Records for this exercise »
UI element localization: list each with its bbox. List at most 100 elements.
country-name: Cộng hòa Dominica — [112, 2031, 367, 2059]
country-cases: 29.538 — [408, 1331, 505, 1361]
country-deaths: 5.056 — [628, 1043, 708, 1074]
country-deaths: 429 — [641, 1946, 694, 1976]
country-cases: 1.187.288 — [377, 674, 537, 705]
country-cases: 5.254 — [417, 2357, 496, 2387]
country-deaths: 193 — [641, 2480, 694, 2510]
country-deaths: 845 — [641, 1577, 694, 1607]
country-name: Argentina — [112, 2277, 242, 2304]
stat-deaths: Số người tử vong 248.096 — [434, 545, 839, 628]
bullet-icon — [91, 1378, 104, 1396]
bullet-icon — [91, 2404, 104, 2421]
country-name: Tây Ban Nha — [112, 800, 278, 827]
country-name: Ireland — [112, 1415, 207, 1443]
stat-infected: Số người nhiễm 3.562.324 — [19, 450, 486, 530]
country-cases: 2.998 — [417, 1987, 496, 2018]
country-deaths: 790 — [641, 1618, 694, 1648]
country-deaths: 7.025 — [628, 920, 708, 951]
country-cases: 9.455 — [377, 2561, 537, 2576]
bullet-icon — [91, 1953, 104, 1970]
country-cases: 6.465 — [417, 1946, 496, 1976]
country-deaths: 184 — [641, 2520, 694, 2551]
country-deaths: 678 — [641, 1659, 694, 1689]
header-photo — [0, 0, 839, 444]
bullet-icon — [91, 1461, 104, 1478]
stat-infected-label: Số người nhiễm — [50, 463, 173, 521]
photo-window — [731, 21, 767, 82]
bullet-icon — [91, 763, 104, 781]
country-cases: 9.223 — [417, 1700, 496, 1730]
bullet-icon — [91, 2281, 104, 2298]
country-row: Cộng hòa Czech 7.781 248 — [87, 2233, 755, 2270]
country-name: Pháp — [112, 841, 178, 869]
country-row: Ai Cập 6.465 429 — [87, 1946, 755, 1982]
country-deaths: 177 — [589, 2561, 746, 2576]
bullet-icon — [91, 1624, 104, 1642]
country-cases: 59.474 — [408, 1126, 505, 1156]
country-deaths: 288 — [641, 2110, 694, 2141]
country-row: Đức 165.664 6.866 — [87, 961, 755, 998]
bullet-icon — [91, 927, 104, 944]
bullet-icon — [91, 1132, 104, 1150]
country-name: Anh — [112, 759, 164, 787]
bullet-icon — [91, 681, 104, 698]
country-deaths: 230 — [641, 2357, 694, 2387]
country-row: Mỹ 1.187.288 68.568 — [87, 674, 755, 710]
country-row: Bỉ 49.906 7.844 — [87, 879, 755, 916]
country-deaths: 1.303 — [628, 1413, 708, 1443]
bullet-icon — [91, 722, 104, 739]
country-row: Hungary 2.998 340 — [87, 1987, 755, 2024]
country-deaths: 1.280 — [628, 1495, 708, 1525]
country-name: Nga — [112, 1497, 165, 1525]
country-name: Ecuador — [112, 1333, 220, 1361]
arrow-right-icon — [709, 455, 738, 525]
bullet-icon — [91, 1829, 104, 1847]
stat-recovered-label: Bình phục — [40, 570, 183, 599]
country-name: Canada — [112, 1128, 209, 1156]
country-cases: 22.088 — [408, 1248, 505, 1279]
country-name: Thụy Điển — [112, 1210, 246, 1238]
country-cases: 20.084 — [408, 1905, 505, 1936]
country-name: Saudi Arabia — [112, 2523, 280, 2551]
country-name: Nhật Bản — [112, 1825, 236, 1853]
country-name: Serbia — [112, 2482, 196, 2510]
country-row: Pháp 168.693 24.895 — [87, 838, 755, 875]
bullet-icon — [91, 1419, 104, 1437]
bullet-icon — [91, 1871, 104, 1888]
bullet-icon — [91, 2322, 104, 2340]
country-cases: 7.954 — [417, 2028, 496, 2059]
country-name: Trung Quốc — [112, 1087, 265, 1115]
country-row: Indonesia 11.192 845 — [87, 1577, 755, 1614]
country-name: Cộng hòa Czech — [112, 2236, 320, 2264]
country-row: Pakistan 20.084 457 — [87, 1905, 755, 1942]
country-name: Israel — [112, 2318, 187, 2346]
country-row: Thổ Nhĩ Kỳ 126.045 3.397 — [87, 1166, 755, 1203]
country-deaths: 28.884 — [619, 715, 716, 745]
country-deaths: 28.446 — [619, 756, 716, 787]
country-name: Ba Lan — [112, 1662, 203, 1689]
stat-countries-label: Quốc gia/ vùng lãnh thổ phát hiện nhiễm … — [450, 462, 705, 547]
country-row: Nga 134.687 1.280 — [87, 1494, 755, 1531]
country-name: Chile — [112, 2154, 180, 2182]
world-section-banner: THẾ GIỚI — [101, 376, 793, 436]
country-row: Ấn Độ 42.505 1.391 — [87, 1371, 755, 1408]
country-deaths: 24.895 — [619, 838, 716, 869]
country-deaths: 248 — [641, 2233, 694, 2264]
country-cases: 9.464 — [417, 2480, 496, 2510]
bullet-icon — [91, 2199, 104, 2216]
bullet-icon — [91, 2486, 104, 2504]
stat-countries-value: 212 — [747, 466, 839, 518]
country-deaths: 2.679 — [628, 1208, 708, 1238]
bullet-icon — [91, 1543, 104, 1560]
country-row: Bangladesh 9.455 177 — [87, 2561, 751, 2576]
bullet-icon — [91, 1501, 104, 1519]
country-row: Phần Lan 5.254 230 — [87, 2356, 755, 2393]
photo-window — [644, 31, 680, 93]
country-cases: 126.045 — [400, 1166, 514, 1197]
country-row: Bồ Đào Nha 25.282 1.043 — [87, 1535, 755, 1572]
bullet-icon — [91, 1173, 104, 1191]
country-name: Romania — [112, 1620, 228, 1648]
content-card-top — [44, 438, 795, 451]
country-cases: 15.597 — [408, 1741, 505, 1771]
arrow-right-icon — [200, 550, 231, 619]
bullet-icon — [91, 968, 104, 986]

Exercise details » Reproduce the material above in full, keeping every line identical to the original.

Exercise output »
UI element localization: list each with its bbox. List at most 100 elements.
country-name: Cộng hòa Dominica — [112, 2031, 367, 2059]
country-cases: 29.538 — [408, 1331, 505, 1361]
country-deaths: 5.056 — [628, 1043, 708, 1074]
country-deaths: 429 — [641, 1946, 694, 1976]
country-cases: 1.187.288 — [377, 674, 537, 705]
country-cases: 5.254 — [417, 2357, 496, 2387]
country-deaths: 193 — [641, 2480, 694, 2510]
country-deaths: 845 — [641, 1577, 694, 1607]
country-name: Argentina — [112, 2277, 242, 2304]
stat-deaths: Số người tử vong 248.096 — [434, 545, 839, 628]
bullet-icon — [91, 1378, 104, 1396]
bullet-icon — [91, 2404, 104, 2421]
country-name: Tây Ban Nha — [112, 800, 278, 827]
country-name: Ireland — [112, 1415, 207, 1443]
stat-infected: Số người nhiễm 3.562.324 — [19, 450, 486, 530]
country-cases: 2.998 — [417, 1987, 496, 2018]
country-deaths: 790 — [641, 1618, 694, 1648]
country-deaths: 7.025 — [628, 920, 708, 951]
country-cases: 9.455 — [377, 2561, 537, 2576]
bullet-icon — [91, 1953, 104, 1970]
country-cases: 6.465 — [417, 1946, 496, 1976]
country-deaths: 184 — [641, 2520, 694, 2551]
country-deaths: 678 — [641, 1659, 694, 1689]
header-photo — [0, 0, 839, 444]
bullet-icon — [91, 1461, 104, 1478]
stat-infected-label: Số người nhiễm — [50, 463, 173, 521]
photo-window — [731, 21, 767, 82]
bullet-icon — [91, 763, 104, 781]
country-cases: 9.223 — [417, 1700, 496, 1730]
bullet-icon — [91, 2281, 104, 2298]
country-row: Cộng hòa Czech 7.781 248 — [87, 2233, 755, 2270]
country-name: Pháp — [112, 841, 178, 869]
country-row: Ai Cập 6.465 429 — [87, 1946, 755, 1982]
country-deaths: 177 — [589, 2561, 746, 2576]
bullet-icon — [91, 1624, 104, 1642]
country-cases: 59.474 — [408, 1126, 505, 1156]
country-deaths: 288 — [641, 2110, 694, 2141]
country-row: Đức 165.664 6.866 — [87, 961, 755, 998]
bullet-icon — [91, 927, 104, 944]
bullet-icon — [91, 1132, 104, 1150]
country-name: Anh — [112, 759, 164, 787]
bullet-icon — [91, 681, 104, 698]
country-deaths: 230 — [641, 2357, 694, 2387]
country-row: Mỹ 1.187.288 68.568 — [87, 674, 755, 710]
country-row: Bỉ 49.906 7.844 — [87, 879, 755, 916]
country-deaths: 1.303 — [628, 1413, 708, 1443]
bullet-icon — [91, 722, 104, 739]
country-row: Hungary 2.998 340 — [87, 1987, 755, 2024]
country-deaths: 1.280 — [628, 1495, 708, 1525]
country-name: Nga — [112, 1497, 165, 1525]
country-name: Ecuador — [112, 1333, 220, 1361]
arrow-right-icon — [709, 455, 738, 525]
bullet-icon — [91, 1829, 104, 1847]
stat-recovered-label: Bình phục — [40, 570, 183, 599]
country-name: Canada — [112, 1128, 209, 1156]
country-cases: 22.088 — [408, 1248, 505, 1279]
country-name: Thụy Điển — [112, 1210, 246, 1238]
country-cases: 20.084 — [408, 1905, 505, 1936]
country-name: Saudi Arabia — [112, 2523, 280, 2551]
country-name: Nhật Bản — [112, 1825, 236, 1853]
country-name: Serbia — [112, 2482, 196, 2510]
country-row: Pháp 168.693 24.895 — [87, 838, 755, 875]
bullet-icon — [91, 1419, 104, 1437]
bullet-icon — [91, 1871, 104, 1888]
bullet-icon — [91, 2322, 104, 2340]
country-cases: 7.954 — [417, 2028, 496, 2059]
country-name: Trung Quốc — [112, 1087, 265, 1115]
country-row: Indonesia 11.192 845 — [87, 1577, 755, 1614]
country-name: Cộng hòa Czech — [112, 2236, 320, 2264]
country-row: Pakistan 20.084 457 — [87, 1905, 755, 1942]
country-name: Israel — [112, 2318, 187, 2346]
country-row: Thổ Nhĩ Kỳ 126.045 3.397 — [87, 1166, 755, 1203]
country-deaths: 28.884 — [619, 715, 716, 745]
country-deaths: 28.446 — [619, 756, 716, 787]
country-name: Ba Lan — [112, 1662, 203, 1689]
stat-countries-label: Quốc gia/ vùng lãnh thổ phát hiện nhiễm … — [450, 462, 705, 547]
country-row: Nga 134.687 1.280 — [87, 1494, 755, 1531]
country-name: Chile — [112, 2154, 180, 2182]
world-section-banner: THẾ GIỚI — [101, 376, 793, 436]
country-row: Ấn Độ 42.505 1.391 — [87, 1371, 755, 1408]
country-deaths: 24.895 — [619, 838, 716, 869]
country-deaths: 248 — [641, 2233, 694, 2264]
country-cases: 9.464 — [417, 2480, 496, 2510]
bullet-icon — [91, 2199, 104, 2216]
bullet-icon — [91, 2486, 104, 2504]
stat-countries-value: 212 — [747, 466, 839, 518]
country-deaths: 2.679 — [628, 1208, 708, 1238]
bullet-icon — [91, 1543, 104, 1560]
country-row: Bangladesh 9.455 177 — [87, 2561, 751, 2576]
bullet-icon — [91, 1501, 104, 1519]
country-row: Phần Lan 5.254 230 — [87, 2356, 755, 2393]
photo-window — [644, 31, 680, 93]
country-cases: 126.045 — [400, 1166, 514, 1197]
country-row: Bồ Đào Nha 25.282 1.043 — [87, 1535, 755, 1572]
bullet-icon — [91, 1173, 104, 1191]
country-name: Romania — [112, 1620, 228, 1648]
content-card-top — [44, 438, 795, 451]
country-cases: 15.597 — [408, 1741, 505, 1771]
arrow-right-icon — [200, 550, 231, 619]
bullet-icon — [91, 968, 104, 986]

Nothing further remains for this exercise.